(Extracts from a graphics dataset)
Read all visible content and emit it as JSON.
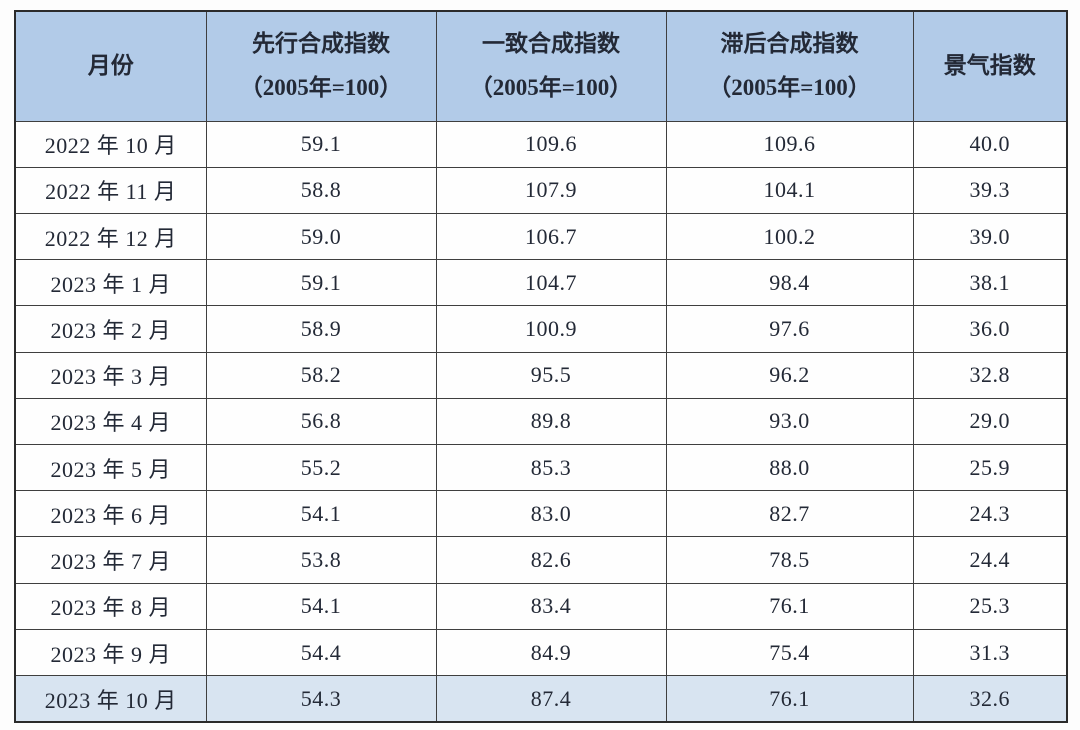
{
  "table": {
    "columns": [
      {
        "label": "月份",
        "sublabel": ""
      },
      {
        "label": "先行合成指数",
        "sublabel": "（2005年=100）"
      },
      {
        "label": "一致合成指数",
        "sublabel": "（2005年=100）"
      },
      {
        "label": "滞后合成指数",
        "sublabel": "（2005年=100）"
      },
      {
        "label": "景气指数",
        "sublabel": ""
      }
    ],
    "rows": [
      {
        "cells": [
          "2022 年 10 月",
          "59.1",
          "109.6",
          "109.6",
          "40.0"
        ],
        "highlight": false
      },
      {
        "cells": [
          "2022 年 11 月",
          "58.8",
          "107.9",
          "104.1",
          "39.3"
        ],
        "highlight": false
      },
      {
        "cells": [
          "2022 年 12 月",
          "59.0",
          "106.7",
          "100.2",
          "39.0"
        ],
        "highlight": false
      },
      {
        "cells": [
          "2023 年 1 月",
          "59.1",
          "104.7",
          "98.4",
          "38.1"
        ],
        "highlight": false
      },
      {
        "cells": [
          "2023 年 2 月",
          "58.9",
          "100.9",
          "97.6",
          "36.0"
        ],
        "highlight": false
      },
      {
        "cells": [
          "2023 年 3 月",
          "58.2",
          "95.5",
          "96.2",
          "32.8"
        ],
        "highlight": false
      },
      {
        "cells": [
          "2023 年 4 月",
          "56.8",
          "89.8",
          "93.0",
          "29.0"
        ],
        "highlight": false
      },
      {
        "cells": [
          "2023 年 5 月",
          "55.2",
          "85.3",
          "88.0",
          "25.9"
        ],
        "highlight": false
      },
      {
        "cells": [
          "2023 年 6 月",
          "54.1",
          "83.0",
          "82.7",
          "24.3"
        ],
        "highlight": false
      },
      {
        "cells": [
          "2023 年 7 月",
          "53.8",
          "82.6",
          "78.5",
          "24.4"
        ],
        "highlight": false
      },
      {
        "cells": [
          "2023 年 8 月",
          "54.1",
          "83.4",
          "76.1",
          "25.3"
        ],
        "highlight": false
      },
      {
        "cells": [
          "2023 年 9 月",
          "54.4",
          "84.9",
          "75.4",
          "31.3"
        ],
        "highlight": false
      },
      {
        "cells": [
          "2023 年 10 月",
          "54.3",
          "87.4",
          "76.1",
          "32.6"
        ],
        "highlight": true
      }
    ]
  },
  "colors": {
    "header_bg": "#b2cbe8",
    "highlight_bg": "#d8e4f1",
    "border_color": "#3f3f3f",
    "outer_border_color": "#2b2b2b",
    "text_color": "#232936",
    "page_bg": "#fdfdfd"
  },
  "chart_data": {
    "type": "table",
    "title": "",
    "columns": [
      "月份",
      "先行合成指数（2005年=100）",
      "一致合成指数（2005年=100）",
      "滞后合成指数（2005年=100）",
      "景气指数"
    ],
    "categories": [
      "2022年10月",
      "2022年11月",
      "2022年12月",
      "2023年1月",
      "2023年2月",
      "2023年3月",
      "2023年4月",
      "2023年5月",
      "2023年6月",
      "2023年7月",
      "2023年8月",
      "2023年9月",
      "2023年10月"
    ],
    "series": [
      {
        "name": "先行合成指数（2005年=100）",
        "values": [
          59.1,
          58.8,
          59.0,
          59.1,
          58.9,
          58.2,
          56.8,
          55.2,
          54.1,
          53.8,
          54.1,
          54.4,
          54.3
        ]
      },
      {
        "name": "一致合成指数（2005年=100）",
        "values": [
          109.6,
          107.9,
          106.7,
          104.7,
          100.9,
          95.5,
          89.8,
          85.3,
          83.0,
          82.6,
          83.4,
          84.9,
          87.4
        ]
      },
      {
        "name": "滞后合成指数（2005年=100）",
        "values": [
          109.6,
          104.1,
          100.2,
          98.4,
          97.6,
          96.2,
          93.0,
          88.0,
          82.7,
          78.5,
          76.1,
          75.4,
          76.1
        ]
      },
      {
        "name": "景气指数",
        "values": [
          40.0,
          39.3,
          39.0,
          38.1,
          36.0,
          32.8,
          29.0,
          25.9,
          24.3,
          24.4,
          25.3,
          31.3,
          32.6
        ]
      }
    ]
  }
}
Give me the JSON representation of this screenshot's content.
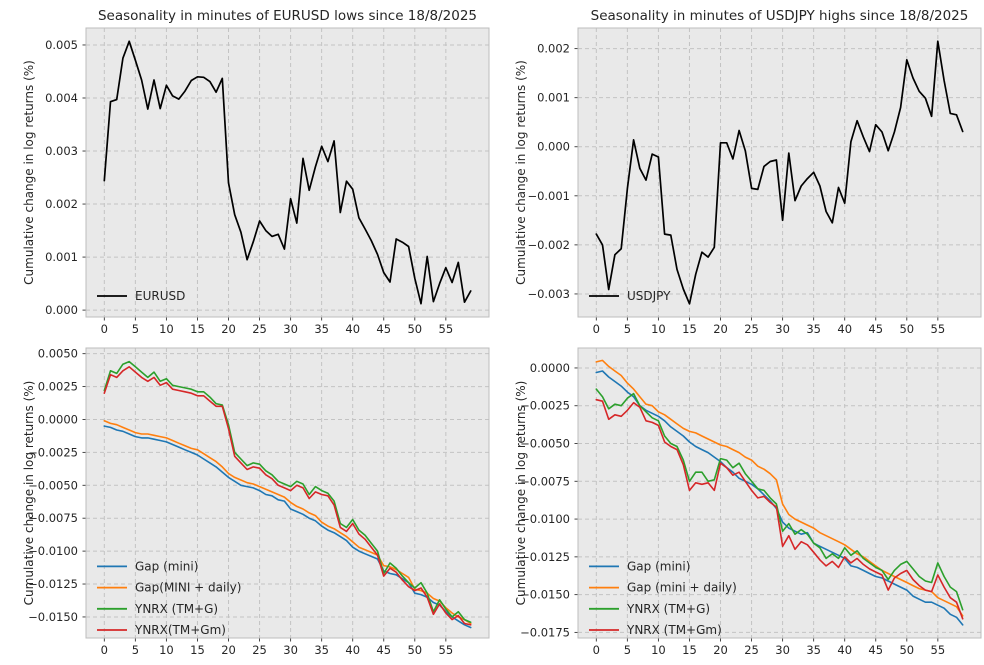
{
  "figure": {
    "background": "#ffffff",
    "plot_bg": "#e9e9e9",
    "grid_color": "#c3c3c3",
    "axis_edge": "#bdbdbd",
    "tick_color": "#333333",
    "text_color": "#262626"
  },
  "chart_data": [
    {
      "id": "eurusd-lows",
      "type": "line",
      "title": "Seasonality in minutes of EURUSD lows since 18/8/2025",
      "xlabel": "",
      "ylabel": "Cumulative change in log returns (%)",
      "grid": true,
      "legend_position": "lower left",
      "xlim": [
        -2.95,
        61.95
      ],
      "ylim": [
        -0.00013,
        0.00532
      ],
      "xticks": [
        0,
        5,
        10,
        15,
        20,
        25,
        30,
        35,
        40,
        45,
        50,
        55
      ],
      "yticks": [
        0.0,
        0.001,
        0.002,
        0.003,
        0.004,
        0.005
      ],
      "ytick_decimals": 3,
      "x": [
        0,
        1,
        2,
        3,
        4,
        5,
        6,
        7,
        8,
        9,
        10,
        11,
        12,
        13,
        14,
        15,
        16,
        17,
        18,
        19,
        20,
        21,
        22,
        23,
        24,
        25,
        26,
        27,
        28,
        29,
        30,
        31,
        32,
        33,
        34,
        35,
        36,
        37,
        38,
        39,
        40,
        41,
        42,
        43,
        44,
        45,
        46,
        47,
        48,
        49,
        50,
        51,
        52,
        53,
        54,
        55,
        56,
        57,
        58,
        59
      ],
      "series": [
        {
          "name": "EURUSD",
          "color": "#000000",
          "width": 1.7,
          "values": [
            0.00244,
            0.00393,
            0.00397,
            0.00475,
            0.00507,
            0.00471,
            0.00434,
            0.00379,
            0.00434,
            0.0038,
            0.00424,
            0.00404,
            0.00398,
            0.00413,
            0.00433,
            0.0044,
            0.00439,
            0.00431,
            0.00411,
            0.00437,
            0.0024,
            0.0018,
            0.00147,
            0.00095,
            0.00129,
            0.00168,
            0.0015,
            0.00139,
            0.00143,
            0.00115,
            0.0021,
            0.00164,
            0.00286,
            0.00226,
            0.0027,
            0.00309,
            0.0028,
            0.00319,
            0.00184,
            0.00243,
            0.00228,
            0.00174,
            0.00153,
            0.00131,
            0.00105,
            0.00071,
            0.00053,
            0.00134,
            0.00128,
            0.0012,
            0.0006,
            0.00012,
            0.00101,
            0.00016,
            0.0005,
            0.0008,
            0.00052,
            0.0009,
            0.00015,
            0.00036
          ]
        }
      ]
    },
    {
      "id": "usdjpy-highs",
      "type": "line",
      "title": "Seasonality in minutes of USDJPY highs since 18/8/2025",
      "xlabel": "",
      "ylabel": "Cumulative change in log returns (%)",
      "grid": true,
      "legend_position": "lower left",
      "xlim": [
        -2.95,
        61.95
      ],
      "ylim": [
        -0.00347,
        0.00242
      ],
      "xticks": [
        0,
        5,
        10,
        15,
        20,
        25,
        30,
        35,
        40,
        45,
        50,
        55
      ],
      "yticks": [
        -0.003,
        -0.002,
        -0.001,
        0.0,
        0.001,
        0.002
      ],
      "ytick_decimals": 3,
      "x": [
        0,
        1,
        2,
        3,
        4,
        5,
        6,
        7,
        8,
        9,
        10,
        11,
        12,
        13,
        14,
        15,
        16,
        17,
        18,
        19,
        20,
        21,
        22,
        23,
        24,
        25,
        26,
        27,
        28,
        29,
        30,
        31,
        32,
        33,
        34,
        35,
        36,
        37,
        38,
        39,
        40,
        41,
        42,
        43,
        44,
        45,
        46,
        47,
        48,
        49,
        50,
        51,
        52,
        53,
        54,
        55,
        56,
        57,
        58,
        59
      ],
      "series": [
        {
          "name": "USDJPY",
          "color": "#000000",
          "width": 1.7,
          "values": [
            -0.00178,
            -0.002,
            -0.00291,
            -0.0022,
            -0.00208,
            -0.00085,
            0.00014,
            -0.00044,
            -0.00068,
            -0.00015,
            -0.00021,
            -0.00178,
            -0.0018,
            -0.0025,
            -0.0029,
            -0.0032,
            -0.0026,
            -0.00215,
            -0.00225,
            -0.00205,
            8e-05,
            8e-05,
            -0.00025,
            0.00033,
            -8e-05,
            -0.00085,
            -0.00087,
            -0.0004,
            -0.0003,
            -0.00027,
            -0.0015,
            -0.00013,
            -0.0011,
            -0.0008,
            -0.00065,
            -0.00052,
            -0.0008,
            -0.00132,
            -0.00155,
            -0.00083,
            -0.00115,
            0.0001,
            0.00053,
            0.0002,
            -0.0001,
            0.00045,
            0.0003,
            -8e-05,
            0.0003,
            0.0008,
            0.00177,
            0.0014,
            0.00113,
            0.00099,
            0.00062,
            0.00215,
            0.00135,
            0.00068,
            0.00065,
            0.00031
          ]
        }
      ]
    },
    {
      "id": "eurusd-strategies",
      "type": "line",
      "title": "",
      "xlabel": "",
      "ylabel": "Cumulative change in log returns (%)",
      "grid": true,
      "legend_position": "lower left",
      "xlim": [
        -2.95,
        61.95
      ],
      "ylim": [
        -0.0166,
        0.00543
      ],
      "xticks": [
        0,
        5,
        10,
        15,
        20,
        25,
        30,
        35,
        40,
        45,
        50,
        55
      ],
      "yticks": [
        0.005,
        0.0025,
        0.0,
        -0.0025,
        -0.005,
        -0.0075,
        -0.01,
        -0.0125,
        -0.015
      ],
      "ytick_decimals": 4,
      "x": [
        0,
        1,
        2,
        3,
        4,
        5,
        6,
        7,
        8,
        9,
        10,
        11,
        12,
        13,
        14,
        15,
        16,
        17,
        18,
        19,
        20,
        21,
        22,
        23,
        24,
        25,
        26,
        27,
        28,
        29,
        30,
        31,
        32,
        33,
        34,
        35,
        36,
        37,
        38,
        39,
        40,
        41,
        42,
        43,
        44,
        45,
        46,
        47,
        48,
        49,
        50,
        51,
        52,
        53,
        54,
        55,
        56,
        57,
        58,
        59
      ],
      "series": [
        {
          "name": "Gap (mini)",
          "color": "#1f77b4",
          "width": 1.6,
          "values": [
            -0.0005,
            -0.0006,
            -0.0008,
            -0.0009,
            -0.0011,
            -0.0013,
            -0.0014,
            -0.0014,
            -0.0015,
            -0.0016,
            -0.0017,
            -0.0019,
            -0.0021,
            -0.0023,
            -0.0025,
            -0.0027,
            -0.003,
            -0.0033,
            -0.0036,
            -0.004,
            -0.0044,
            -0.0047,
            -0.005,
            -0.0051,
            -0.0052,
            -0.0054,
            -0.0057,
            -0.0058,
            -0.0061,
            -0.0062,
            -0.0068,
            -0.007,
            -0.0072,
            -0.0075,
            -0.0077,
            -0.0081,
            -0.0084,
            -0.0086,
            -0.0089,
            -0.0092,
            -0.0097,
            -0.01,
            -0.0102,
            -0.0104,
            -0.0106,
            -0.0115,
            -0.0117,
            -0.0118,
            -0.0121,
            -0.0124,
            -0.0132,
            -0.0133,
            -0.0135,
            -0.0139,
            -0.0141,
            -0.0146,
            -0.015,
            -0.0153,
            -0.0156,
            -0.0158
          ]
        },
        {
          "name": "Gap(MINI + daily)",
          "color": "#ff7f0e",
          "width": 1.6,
          "values": [
            -0.0001,
            -0.0003,
            -0.0004,
            -0.0006,
            -0.0008,
            -0.001,
            -0.0011,
            -0.0011,
            -0.0012,
            -0.0013,
            -0.0014,
            -0.0016,
            -0.0018,
            -0.002,
            -0.0022,
            -0.0023,
            -0.0026,
            -0.0029,
            -0.0032,
            -0.0036,
            -0.0041,
            -0.0044,
            -0.0046,
            -0.0048,
            -0.0049,
            -0.0051,
            -0.0053,
            -0.0055,
            -0.0057,
            -0.0059,
            -0.0063,
            -0.0066,
            -0.0068,
            -0.0071,
            -0.0073,
            -0.0078,
            -0.0081,
            -0.0083,
            -0.0086,
            -0.0089,
            -0.0093,
            -0.0097,
            -0.0099,
            -0.0101,
            -0.0103,
            -0.0111,
            -0.0112,
            -0.0114,
            -0.0117,
            -0.012,
            -0.0129,
            -0.013,
            -0.0132,
            -0.0136,
            -0.0138,
            -0.0143,
            -0.0147,
            -0.015,
            -0.0152,
            -0.0155
          ]
        },
        {
          "name": "YNRX (TM+G)",
          "color": "#2ca02c",
          "width": 1.6,
          "values": [
            0.0022,
            0.0037,
            0.0035,
            0.0042,
            0.0044,
            0.004,
            0.0036,
            0.0032,
            0.0036,
            0.0029,
            0.0031,
            0.0026,
            0.0025,
            0.0024,
            0.0023,
            0.0021,
            0.0021,
            0.0017,
            0.0012,
            0.0011,
            -0.0004,
            -0.0025,
            -0.003,
            -0.0035,
            -0.0033,
            -0.0034,
            -0.0039,
            -0.0042,
            -0.0047,
            -0.0049,
            -0.0051,
            -0.0047,
            -0.0049,
            -0.0057,
            -0.0051,
            -0.0054,
            -0.0056,
            -0.0062,
            -0.0079,
            -0.0082,
            -0.0076,
            -0.0084,
            -0.0088,
            -0.0094,
            -0.01,
            -0.0117,
            -0.0109,
            -0.0113,
            -0.0119,
            -0.0124,
            -0.0128,
            -0.0124,
            -0.0132,
            -0.0146,
            -0.0137,
            -0.0144,
            -0.015,
            -0.0146,
            -0.0152,
            -0.0154
          ]
        },
        {
          "name": "YNRX(TM+Gm)",
          "color": "#d62728",
          "width": 1.6,
          "values": [
            0.002,
            0.0034,
            0.0032,
            0.0037,
            0.004,
            0.0036,
            0.0032,
            0.0029,
            0.0032,
            0.0026,
            0.0028,
            0.0023,
            0.0022,
            0.0021,
            0.002,
            0.0018,
            0.0018,
            0.0014,
            0.001,
            0.001,
            -0.0007,
            -0.0028,
            -0.0033,
            -0.0038,
            -0.0036,
            -0.0037,
            -0.0042,
            -0.0045,
            -0.005,
            -0.0052,
            -0.0054,
            -0.005,
            -0.0052,
            -0.006,
            -0.0055,
            -0.0057,
            -0.0058,
            -0.0065,
            -0.0082,
            -0.0085,
            -0.0079,
            -0.0087,
            -0.0091,
            -0.0097,
            -0.0103,
            -0.0119,
            -0.0113,
            -0.0116,
            -0.0122,
            -0.0127,
            -0.013,
            -0.0128,
            -0.0135,
            -0.0148,
            -0.014,
            -0.0147,
            -0.0152,
            -0.0149,
            -0.0155,
            -0.0156
          ]
        }
      ]
    },
    {
      "id": "usdjpy-strategies",
      "type": "line",
      "title": "",
      "xlabel": "",
      "ylabel": "Cumulative change in log returns (%)",
      "grid": true,
      "legend_position": "lower left",
      "xlim": [
        -2.95,
        61.95
      ],
      "ylim": [
        -0.01787,
        0.00132
      ],
      "xticks": [
        0,
        5,
        10,
        15,
        20,
        25,
        30,
        35,
        40,
        45,
        50,
        55
      ],
      "yticks": [
        0.0,
        -0.0025,
        -0.005,
        -0.0075,
        -0.01,
        -0.0125,
        -0.015,
        -0.0175
      ],
      "ytick_decimals": 4,
      "x": [
        0,
        1,
        2,
        3,
        4,
        5,
        6,
        7,
        8,
        9,
        10,
        11,
        12,
        13,
        14,
        15,
        16,
        17,
        18,
        19,
        20,
        21,
        22,
        23,
        24,
        25,
        26,
        27,
        28,
        29,
        30,
        31,
        32,
        33,
        34,
        35,
        36,
        37,
        38,
        39,
        40,
        41,
        42,
        43,
        44,
        45,
        46,
        47,
        48,
        49,
        50,
        51,
        52,
        53,
        54,
        55,
        56,
        57,
        58,
        59
      ],
      "series": [
        {
          "name": "Gap (mini)",
          "color": "#1f77b4",
          "width": 1.6,
          "values": [
            -0.0003,
            -0.0002,
            -0.0006,
            -0.0009,
            -0.0012,
            -0.0016,
            -0.0019,
            -0.0025,
            -0.0028,
            -0.003,
            -0.0032,
            -0.0035,
            -0.0039,
            -0.0042,
            -0.0045,
            -0.0049,
            -0.0052,
            -0.0054,
            -0.0056,
            -0.0059,
            -0.0062,
            -0.0066,
            -0.0069,
            -0.0073,
            -0.0075,
            -0.0077,
            -0.008,
            -0.0084,
            -0.0088,
            -0.0093,
            -0.0102,
            -0.0106,
            -0.0108,
            -0.011,
            -0.0109,
            -0.0116,
            -0.0118,
            -0.012,
            -0.0122,
            -0.0124,
            -0.0126,
            -0.0131,
            -0.0132,
            -0.0134,
            -0.0136,
            -0.0138,
            -0.0139,
            -0.0141,
            -0.0143,
            -0.0145,
            -0.0147,
            -0.0151,
            -0.0153,
            -0.0155,
            -0.0155,
            -0.0157,
            -0.0159,
            -0.0163,
            -0.0165,
            -0.017
          ]
        },
        {
          "name": "Gap (mini + daily)",
          "color": "#ff7f0e",
          "width": 1.6,
          "values": [
            0.0004,
            0.0005,
            0.0001,
            -0.0002,
            -0.0005,
            -0.001,
            -0.0014,
            -0.0019,
            -0.0024,
            -0.0025,
            -0.0029,
            -0.0031,
            -0.0034,
            -0.0037,
            -0.004,
            -0.0042,
            -0.0043,
            -0.0045,
            -0.0047,
            -0.0049,
            -0.0051,
            -0.0052,
            -0.0054,
            -0.0056,
            -0.0059,
            -0.0061,
            -0.0065,
            -0.0067,
            -0.007,
            -0.0074,
            -0.009,
            -0.0097,
            -0.01,
            -0.0102,
            -0.0104,
            -0.0106,
            -0.0109,
            -0.0111,
            -0.0113,
            -0.0115,
            -0.0117,
            -0.012,
            -0.0123,
            -0.0125,
            -0.0128,
            -0.0131,
            -0.0134,
            -0.0136,
            -0.0138,
            -0.014,
            -0.0142,
            -0.0144,
            -0.0146,
            -0.0147,
            -0.0148,
            -0.0152,
            -0.0154,
            -0.0156,
            -0.0158,
            -0.0164
          ]
        },
        {
          "name": "YNRX (TM+G)",
          "color": "#2ca02c",
          "width": 1.6,
          "values": [
            -0.0014,
            -0.0019,
            -0.0027,
            -0.0024,
            -0.0025,
            -0.002,
            -0.0017,
            -0.0025,
            -0.0029,
            -0.0033,
            -0.0035,
            -0.0045,
            -0.005,
            -0.0052,
            -0.0061,
            -0.0075,
            -0.0069,
            -0.0069,
            -0.0075,
            -0.0074,
            -0.006,
            -0.0061,
            -0.0066,
            -0.0063,
            -0.007,
            -0.0075,
            -0.008,
            -0.0081,
            -0.0086,
            -0.009,
            -0.0108,
            -0.0103,
            -0.011,
            -0.0107,
            -0.011,
            -0.0116,
            -0.0119,
            -0.0126,
            -0.0123,
            -0.0126,
            -0.0119,
            -0.0124,
            -0.0121,
            -0.0126,
            -0.0129,
            -0.0132,
            -0.0134,
            -0.014,
            -0.0134,
            -0.013,
            -0.0128,
            -0.0133,
            -0.0138,
            -0.0141,
            -0.0142,
            -0.0129,
            -0.0138,
            -0.0145,
            -0.0148,
            -0.016
          ]
        },
        {
          "name": "YNRX (TM+Gm)",
          "color": "#d62728",
          "width": 1.6,
          "values": [
            -0.0021,
            -0.0022,
            -0.0034,
            -0.0031,
            -0.0032,
            -0.0028,
            -0.0023,
            -0.0026,
            -0.0035,
            -0.0036,
            -0.0038,
            -0.0049,
            -0.0052,
            -0.0054,
            -0.0064,
            -0.0081,
            -0.0076,
            -0.0077,
            -0.0076,
            -0.0081,
            -0.0063,
            -0.0066,
            -0.0071,
            -0.0069,
            -0.0075,
            -0.0081,
            -0.0086,
            -0.0085,
            -0.0089,
            -0.0092,
            -0.0118,
            -0.0111,
            -0.012,
            -0.0115,
            -0.0117,
            -0.0122,
            -0.0127,
            -0.0131,
            -0.0128,
            -0.0132,
            -0.0125,
            -0.0129,
            -0.0126,
            -0.013,
            -0.0133,
            -0.0135,
            -0.0137,
            -0.0147,
            -0.0139,
            -0.0136,
            -0.0134,
            -0.014,
            -0.0144,
            -0.0147,
            -0.0148,
            -0.0137,
            -0.0145,
            -0.0152,
            -0.0155,
            -0.0166
          ]
        }
      ]
    }
  ]
}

DIRECTIONS: Count the lines of the listing above that include the word "title" and state the total with nothing else.

ANSWER TO THE TASK: 5